*Task directions:*
Each line containing the word "treasury" should be found and copied.

* * *

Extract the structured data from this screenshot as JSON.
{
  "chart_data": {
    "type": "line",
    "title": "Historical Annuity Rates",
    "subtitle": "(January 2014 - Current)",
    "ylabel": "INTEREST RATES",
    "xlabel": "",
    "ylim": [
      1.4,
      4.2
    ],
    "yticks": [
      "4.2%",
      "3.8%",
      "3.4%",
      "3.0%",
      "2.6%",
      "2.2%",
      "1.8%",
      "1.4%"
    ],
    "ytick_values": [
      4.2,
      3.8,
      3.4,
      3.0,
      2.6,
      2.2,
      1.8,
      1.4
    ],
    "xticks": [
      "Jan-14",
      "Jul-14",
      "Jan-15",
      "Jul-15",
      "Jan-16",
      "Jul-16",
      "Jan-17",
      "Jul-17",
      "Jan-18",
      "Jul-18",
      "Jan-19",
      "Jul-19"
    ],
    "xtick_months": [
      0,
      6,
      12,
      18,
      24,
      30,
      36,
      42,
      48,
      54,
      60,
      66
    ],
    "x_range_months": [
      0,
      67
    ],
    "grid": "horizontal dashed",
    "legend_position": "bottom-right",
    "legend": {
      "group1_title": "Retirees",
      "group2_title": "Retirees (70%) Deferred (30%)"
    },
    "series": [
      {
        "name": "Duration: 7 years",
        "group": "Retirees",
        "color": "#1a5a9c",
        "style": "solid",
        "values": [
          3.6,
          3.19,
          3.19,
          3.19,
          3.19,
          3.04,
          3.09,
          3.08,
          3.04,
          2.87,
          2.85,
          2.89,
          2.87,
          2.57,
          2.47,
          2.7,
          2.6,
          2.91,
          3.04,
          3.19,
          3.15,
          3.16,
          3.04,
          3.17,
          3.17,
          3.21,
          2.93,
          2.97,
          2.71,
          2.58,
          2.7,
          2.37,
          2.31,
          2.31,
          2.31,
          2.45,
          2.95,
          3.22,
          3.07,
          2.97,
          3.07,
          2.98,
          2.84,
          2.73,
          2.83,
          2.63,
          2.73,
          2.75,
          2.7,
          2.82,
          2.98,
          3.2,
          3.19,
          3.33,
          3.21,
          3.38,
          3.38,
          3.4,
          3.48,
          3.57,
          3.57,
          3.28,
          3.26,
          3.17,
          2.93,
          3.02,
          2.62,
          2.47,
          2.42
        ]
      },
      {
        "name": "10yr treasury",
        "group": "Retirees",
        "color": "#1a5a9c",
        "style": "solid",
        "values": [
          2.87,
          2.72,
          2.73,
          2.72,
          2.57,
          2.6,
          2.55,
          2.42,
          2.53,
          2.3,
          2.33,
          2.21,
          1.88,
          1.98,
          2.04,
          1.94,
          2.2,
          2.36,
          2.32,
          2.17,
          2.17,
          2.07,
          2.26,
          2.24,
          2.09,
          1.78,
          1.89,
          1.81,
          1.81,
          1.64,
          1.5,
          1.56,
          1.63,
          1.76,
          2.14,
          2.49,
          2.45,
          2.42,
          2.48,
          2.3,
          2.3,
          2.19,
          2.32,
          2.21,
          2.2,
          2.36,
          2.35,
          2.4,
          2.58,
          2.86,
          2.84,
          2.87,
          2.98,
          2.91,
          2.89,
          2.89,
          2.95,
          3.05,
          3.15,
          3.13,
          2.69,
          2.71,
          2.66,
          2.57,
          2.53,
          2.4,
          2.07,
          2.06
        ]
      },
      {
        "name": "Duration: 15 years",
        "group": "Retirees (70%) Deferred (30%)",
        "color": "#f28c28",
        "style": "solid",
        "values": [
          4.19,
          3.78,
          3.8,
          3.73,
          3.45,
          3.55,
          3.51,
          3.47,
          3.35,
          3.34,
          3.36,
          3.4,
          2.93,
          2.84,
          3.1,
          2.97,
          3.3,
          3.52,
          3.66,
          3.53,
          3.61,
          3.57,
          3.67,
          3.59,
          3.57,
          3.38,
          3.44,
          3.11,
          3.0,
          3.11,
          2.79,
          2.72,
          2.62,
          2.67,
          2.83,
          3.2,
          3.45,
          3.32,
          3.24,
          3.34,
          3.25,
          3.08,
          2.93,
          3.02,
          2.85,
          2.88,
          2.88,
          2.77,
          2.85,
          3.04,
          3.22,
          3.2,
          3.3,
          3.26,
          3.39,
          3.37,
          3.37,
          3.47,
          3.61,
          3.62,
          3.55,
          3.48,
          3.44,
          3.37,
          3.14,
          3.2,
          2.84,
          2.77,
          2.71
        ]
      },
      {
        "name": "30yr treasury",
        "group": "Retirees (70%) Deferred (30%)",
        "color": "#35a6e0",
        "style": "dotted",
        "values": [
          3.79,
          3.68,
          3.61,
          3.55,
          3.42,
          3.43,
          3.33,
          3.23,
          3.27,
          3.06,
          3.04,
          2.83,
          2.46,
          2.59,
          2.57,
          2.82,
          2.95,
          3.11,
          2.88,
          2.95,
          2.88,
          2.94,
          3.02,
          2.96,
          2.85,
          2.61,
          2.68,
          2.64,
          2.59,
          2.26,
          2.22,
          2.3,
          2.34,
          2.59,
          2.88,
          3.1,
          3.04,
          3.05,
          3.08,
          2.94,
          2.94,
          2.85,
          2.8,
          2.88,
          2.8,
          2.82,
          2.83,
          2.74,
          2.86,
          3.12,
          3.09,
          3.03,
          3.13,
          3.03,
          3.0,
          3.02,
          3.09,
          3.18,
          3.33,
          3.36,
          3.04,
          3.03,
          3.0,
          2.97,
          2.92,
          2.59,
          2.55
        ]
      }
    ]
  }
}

* * *

*Reply:*
        "name": "10yr treasury",
        "name": "30yr treasury",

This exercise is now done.